▸ WORK TO COMPLETE
Go over the entries below line by line, copying each one that contains the word "Matemàtiques".

━━━━━━━━━━━━━━━━

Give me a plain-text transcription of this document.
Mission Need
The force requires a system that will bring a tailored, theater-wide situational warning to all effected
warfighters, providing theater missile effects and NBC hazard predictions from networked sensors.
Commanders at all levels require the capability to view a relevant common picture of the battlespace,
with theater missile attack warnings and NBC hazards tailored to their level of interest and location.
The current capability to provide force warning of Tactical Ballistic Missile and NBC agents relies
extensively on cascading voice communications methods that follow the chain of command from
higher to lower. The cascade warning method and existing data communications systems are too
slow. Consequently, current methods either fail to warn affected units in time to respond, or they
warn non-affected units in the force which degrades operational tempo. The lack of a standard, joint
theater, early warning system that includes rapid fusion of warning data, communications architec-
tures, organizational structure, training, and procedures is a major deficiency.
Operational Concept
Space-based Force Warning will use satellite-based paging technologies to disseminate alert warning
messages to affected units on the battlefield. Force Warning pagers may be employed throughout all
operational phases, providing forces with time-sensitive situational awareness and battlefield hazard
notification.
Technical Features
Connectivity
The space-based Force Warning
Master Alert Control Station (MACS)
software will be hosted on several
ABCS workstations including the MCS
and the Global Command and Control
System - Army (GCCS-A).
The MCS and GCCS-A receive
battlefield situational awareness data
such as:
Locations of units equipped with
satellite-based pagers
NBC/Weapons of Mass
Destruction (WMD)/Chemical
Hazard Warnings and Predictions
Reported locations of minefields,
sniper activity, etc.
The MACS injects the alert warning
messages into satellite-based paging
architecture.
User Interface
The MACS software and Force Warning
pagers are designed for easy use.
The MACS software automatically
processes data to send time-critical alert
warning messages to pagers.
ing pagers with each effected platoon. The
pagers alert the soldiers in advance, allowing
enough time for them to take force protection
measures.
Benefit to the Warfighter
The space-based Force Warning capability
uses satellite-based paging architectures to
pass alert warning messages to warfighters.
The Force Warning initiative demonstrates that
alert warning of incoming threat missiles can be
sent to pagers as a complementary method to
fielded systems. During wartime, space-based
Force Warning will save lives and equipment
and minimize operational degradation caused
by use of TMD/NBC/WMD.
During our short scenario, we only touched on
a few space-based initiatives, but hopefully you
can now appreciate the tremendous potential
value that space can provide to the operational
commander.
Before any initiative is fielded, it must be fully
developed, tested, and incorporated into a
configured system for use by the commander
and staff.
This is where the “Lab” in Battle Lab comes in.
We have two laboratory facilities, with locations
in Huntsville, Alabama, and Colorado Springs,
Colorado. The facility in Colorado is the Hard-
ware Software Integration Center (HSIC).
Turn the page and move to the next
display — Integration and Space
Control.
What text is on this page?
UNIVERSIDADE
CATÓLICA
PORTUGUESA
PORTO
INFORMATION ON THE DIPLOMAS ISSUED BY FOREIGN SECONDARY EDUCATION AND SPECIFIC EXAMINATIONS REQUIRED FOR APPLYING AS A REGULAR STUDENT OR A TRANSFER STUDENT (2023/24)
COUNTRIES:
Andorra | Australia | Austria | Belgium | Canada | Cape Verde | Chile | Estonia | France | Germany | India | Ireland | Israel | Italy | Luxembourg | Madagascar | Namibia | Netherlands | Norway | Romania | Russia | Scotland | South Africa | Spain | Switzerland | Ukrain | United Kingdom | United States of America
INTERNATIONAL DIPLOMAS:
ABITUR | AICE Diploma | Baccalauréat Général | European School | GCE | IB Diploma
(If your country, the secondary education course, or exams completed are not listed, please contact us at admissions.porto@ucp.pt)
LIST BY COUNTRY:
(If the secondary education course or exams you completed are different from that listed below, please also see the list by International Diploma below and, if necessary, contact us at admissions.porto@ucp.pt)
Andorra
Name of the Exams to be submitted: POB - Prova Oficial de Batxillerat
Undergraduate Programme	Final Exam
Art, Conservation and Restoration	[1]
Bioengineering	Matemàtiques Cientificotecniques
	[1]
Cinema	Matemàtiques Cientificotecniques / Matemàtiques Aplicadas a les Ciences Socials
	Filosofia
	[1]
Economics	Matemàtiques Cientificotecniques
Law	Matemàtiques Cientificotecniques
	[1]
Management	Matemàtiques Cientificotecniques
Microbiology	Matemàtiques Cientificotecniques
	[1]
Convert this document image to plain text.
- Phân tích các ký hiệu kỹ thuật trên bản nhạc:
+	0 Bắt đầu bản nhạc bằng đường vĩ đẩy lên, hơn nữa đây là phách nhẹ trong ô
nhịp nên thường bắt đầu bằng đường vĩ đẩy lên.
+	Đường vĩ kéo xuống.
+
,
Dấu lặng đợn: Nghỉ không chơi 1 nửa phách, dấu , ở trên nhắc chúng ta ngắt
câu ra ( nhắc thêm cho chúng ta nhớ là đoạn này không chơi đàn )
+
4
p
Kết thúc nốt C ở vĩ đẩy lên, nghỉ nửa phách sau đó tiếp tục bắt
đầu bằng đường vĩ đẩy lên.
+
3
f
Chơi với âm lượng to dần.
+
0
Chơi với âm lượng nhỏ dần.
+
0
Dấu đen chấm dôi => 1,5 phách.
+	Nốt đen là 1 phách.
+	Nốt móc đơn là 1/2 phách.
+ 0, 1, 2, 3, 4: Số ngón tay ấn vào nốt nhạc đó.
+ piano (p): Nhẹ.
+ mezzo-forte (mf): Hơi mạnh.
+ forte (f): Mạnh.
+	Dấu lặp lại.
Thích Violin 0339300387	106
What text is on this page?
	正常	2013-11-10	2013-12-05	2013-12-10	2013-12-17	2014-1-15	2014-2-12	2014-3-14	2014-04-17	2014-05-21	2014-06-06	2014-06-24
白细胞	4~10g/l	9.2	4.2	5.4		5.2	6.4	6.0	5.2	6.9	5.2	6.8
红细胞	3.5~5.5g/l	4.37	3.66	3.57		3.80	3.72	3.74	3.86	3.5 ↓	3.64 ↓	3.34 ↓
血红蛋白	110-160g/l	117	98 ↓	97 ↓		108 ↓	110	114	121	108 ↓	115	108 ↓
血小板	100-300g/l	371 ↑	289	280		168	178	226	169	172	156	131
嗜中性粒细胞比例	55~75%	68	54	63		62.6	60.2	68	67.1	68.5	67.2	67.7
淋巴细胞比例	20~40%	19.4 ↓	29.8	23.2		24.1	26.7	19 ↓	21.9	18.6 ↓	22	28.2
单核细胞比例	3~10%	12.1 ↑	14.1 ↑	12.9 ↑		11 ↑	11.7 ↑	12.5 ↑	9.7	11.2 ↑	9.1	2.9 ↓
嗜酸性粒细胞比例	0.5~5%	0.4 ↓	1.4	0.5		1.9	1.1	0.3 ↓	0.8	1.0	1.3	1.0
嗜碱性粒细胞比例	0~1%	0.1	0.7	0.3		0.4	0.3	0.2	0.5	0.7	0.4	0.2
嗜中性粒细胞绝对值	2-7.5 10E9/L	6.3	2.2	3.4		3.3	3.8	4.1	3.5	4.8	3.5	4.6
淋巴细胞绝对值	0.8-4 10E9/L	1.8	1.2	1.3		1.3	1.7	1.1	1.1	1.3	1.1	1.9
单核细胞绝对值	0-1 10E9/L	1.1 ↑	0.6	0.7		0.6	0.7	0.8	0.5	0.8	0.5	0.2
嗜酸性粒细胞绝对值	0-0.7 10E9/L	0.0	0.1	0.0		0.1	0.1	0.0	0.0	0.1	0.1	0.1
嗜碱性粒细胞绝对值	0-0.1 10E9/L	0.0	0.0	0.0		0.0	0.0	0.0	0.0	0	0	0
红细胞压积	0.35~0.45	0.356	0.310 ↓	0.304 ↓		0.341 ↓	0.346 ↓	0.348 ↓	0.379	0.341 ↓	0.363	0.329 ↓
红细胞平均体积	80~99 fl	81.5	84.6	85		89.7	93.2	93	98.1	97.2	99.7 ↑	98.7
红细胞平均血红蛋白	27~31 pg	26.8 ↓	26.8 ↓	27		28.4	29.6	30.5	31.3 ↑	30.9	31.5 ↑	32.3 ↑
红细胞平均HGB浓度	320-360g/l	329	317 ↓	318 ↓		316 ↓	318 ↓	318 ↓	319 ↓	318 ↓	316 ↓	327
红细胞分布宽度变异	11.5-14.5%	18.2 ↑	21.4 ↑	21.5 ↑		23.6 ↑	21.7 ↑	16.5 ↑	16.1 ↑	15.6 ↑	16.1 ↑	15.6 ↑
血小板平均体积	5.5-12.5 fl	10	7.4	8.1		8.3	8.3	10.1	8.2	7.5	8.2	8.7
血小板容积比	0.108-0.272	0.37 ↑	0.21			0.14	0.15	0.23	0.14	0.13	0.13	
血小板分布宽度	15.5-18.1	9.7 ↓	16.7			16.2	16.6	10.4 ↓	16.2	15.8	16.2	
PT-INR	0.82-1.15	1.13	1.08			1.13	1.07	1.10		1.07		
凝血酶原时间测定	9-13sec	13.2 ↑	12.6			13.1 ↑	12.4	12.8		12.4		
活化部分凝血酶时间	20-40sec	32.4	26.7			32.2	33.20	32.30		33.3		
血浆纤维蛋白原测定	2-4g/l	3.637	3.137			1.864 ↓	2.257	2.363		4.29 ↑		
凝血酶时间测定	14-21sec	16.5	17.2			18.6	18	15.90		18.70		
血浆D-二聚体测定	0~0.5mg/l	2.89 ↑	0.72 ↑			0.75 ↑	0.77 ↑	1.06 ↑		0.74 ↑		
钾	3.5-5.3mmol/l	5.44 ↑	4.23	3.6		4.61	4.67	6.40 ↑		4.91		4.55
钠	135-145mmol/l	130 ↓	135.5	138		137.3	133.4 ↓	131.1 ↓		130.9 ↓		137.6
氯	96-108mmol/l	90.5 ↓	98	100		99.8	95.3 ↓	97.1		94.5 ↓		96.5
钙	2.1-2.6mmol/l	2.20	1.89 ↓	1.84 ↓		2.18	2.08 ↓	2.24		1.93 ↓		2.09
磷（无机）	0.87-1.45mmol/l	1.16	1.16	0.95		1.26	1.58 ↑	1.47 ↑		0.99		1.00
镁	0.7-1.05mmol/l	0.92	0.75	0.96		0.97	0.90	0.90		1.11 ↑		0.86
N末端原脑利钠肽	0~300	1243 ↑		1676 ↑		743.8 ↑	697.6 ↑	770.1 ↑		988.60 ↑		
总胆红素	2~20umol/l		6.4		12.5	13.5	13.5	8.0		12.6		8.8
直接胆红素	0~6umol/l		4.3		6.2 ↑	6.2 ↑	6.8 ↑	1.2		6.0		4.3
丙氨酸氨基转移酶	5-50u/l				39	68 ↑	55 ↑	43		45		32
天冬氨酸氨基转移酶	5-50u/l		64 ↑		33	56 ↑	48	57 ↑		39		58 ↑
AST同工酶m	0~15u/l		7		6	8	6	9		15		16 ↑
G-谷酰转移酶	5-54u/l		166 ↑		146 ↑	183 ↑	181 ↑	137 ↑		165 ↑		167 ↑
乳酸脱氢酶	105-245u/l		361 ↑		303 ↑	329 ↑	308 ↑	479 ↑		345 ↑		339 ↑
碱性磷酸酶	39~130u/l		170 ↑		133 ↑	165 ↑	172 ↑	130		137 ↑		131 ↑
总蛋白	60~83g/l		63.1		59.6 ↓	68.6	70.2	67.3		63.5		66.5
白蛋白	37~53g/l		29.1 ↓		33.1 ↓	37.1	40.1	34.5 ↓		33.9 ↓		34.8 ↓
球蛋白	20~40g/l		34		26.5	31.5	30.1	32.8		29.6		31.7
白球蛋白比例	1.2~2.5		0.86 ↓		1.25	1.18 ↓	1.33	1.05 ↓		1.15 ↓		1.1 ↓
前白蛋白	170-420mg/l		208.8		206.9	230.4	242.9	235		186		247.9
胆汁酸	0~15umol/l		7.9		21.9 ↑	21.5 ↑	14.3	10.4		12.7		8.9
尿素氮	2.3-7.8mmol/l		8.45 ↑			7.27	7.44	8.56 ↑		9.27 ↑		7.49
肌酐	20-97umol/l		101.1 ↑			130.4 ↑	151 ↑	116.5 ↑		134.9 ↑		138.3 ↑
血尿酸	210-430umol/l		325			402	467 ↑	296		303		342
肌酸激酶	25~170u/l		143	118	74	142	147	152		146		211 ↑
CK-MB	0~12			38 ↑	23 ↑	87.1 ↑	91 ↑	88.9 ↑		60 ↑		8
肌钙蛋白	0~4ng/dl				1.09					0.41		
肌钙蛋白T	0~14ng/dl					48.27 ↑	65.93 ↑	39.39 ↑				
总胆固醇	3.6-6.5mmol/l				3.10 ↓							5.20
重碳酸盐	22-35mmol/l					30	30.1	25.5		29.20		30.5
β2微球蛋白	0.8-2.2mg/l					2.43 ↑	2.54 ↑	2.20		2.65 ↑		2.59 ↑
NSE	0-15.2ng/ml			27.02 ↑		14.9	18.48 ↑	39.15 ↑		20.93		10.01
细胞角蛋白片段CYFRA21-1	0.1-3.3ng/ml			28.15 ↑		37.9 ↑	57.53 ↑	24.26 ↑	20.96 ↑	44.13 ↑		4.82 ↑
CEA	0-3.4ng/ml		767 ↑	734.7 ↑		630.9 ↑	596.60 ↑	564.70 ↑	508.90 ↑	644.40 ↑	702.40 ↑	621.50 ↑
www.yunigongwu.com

━━━━━━━━━━━━━━━━

▸ SOLUTION TO THIS PROBLEM
Bioengineering	Matemàtiques Cientificotecniques
Cinema	Matemàtiques Cientificotecniques / Matemàtiques Aplicadas a les Ciences Socials
Economics	Matemàtiques Cientificotecniques
Law	Matemàtiques Cientificotecniques
Management	Matemàtiques Cientificotecniques
Microbiology	Matemàtiques Cientificotecniques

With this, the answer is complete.